### EXERCISE GOAL
From the entries below, copy every line holding the word "they".

(Dataset items)
━━━━━━━━

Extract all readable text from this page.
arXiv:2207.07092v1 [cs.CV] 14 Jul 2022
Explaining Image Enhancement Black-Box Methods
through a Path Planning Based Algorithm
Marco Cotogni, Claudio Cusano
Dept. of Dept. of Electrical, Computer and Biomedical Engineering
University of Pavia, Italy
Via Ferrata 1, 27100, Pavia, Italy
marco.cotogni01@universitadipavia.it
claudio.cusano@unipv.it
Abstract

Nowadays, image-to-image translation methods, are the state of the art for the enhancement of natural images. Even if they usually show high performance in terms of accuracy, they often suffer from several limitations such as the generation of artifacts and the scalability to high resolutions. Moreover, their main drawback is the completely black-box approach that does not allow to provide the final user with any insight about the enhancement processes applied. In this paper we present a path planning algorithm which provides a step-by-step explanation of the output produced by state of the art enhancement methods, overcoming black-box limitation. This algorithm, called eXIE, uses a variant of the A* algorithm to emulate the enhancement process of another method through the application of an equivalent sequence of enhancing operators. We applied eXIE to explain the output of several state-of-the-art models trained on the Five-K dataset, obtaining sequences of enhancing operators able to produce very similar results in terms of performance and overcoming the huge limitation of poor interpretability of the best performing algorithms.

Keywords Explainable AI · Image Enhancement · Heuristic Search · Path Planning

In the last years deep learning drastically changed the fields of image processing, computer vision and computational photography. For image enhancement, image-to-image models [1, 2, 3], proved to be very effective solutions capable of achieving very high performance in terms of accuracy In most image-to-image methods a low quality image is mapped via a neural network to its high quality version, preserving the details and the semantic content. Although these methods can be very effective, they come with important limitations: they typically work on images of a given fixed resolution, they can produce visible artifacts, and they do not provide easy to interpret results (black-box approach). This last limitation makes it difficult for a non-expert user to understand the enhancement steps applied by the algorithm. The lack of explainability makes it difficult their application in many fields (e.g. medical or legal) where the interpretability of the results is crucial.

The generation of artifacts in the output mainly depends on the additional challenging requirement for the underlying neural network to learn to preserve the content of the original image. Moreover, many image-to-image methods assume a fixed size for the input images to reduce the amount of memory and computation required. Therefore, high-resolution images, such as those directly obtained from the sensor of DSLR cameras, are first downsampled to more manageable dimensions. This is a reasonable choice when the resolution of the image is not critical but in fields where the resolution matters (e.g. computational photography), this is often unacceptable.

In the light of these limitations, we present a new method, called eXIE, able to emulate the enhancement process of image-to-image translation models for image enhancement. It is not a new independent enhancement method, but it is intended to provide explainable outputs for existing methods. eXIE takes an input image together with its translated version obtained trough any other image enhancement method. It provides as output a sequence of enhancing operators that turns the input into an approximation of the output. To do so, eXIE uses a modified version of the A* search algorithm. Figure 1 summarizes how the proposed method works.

━━━━━━━━

### FINAL RESULT
Nowadays, image-to-image translation methods, are the state of the art for the enhancement of natural images. Even if they usually show high performance in terms of accuracy, they often suffer from several limitations such as the generation of artifacts and the scalability to high resolutions. Moreover, their main drawback is the completely black-box approach that does not allow to provide the final user with any insight about the enhancement processes applied. In this paper we present a path planning algorithm which provides a step-by-step explanation of the output produced by state of the art enhancement methods, overcoming black-box limitation. This algorithm, called eXIE, uses a variant of the A* algorithm to emulate the enhancement process of another method through the application of an equivalent sequence of enhancing operators. We applied eXIE to explain the output of several state-of-the-art models trained on the Five-K dataset, obtaining sequences of enhancing operators able to produce very similar results in terms of performance and overcoming the huge limitation of poor interpretability of the best performing algorithms.
In the last years deep learning drastically changed the fields of image processing, computer vision and computational photography. For image enhancement, image-to-image models [1, 2, 3], proved to be very effective solutions capable of achieving very high performance in terms of accuracy In most image-to-image methods a low quality image is mapped via a neural network to its high quality version, preserving the details and the semantic content. Although these methods can be very effective, they come with important limitations: they typically work on images of a given fixed resolution, they can produce visible artifacts, and they do not provide easy to interpret results (black-box approach). This last limitation makes it difficult for a non-expert user to understand the enhancement steps applied by the algorithm. The lack of explainability makes it difficult their application in many fields (e.g. medical or legal) where the interpretability of the results is crucial.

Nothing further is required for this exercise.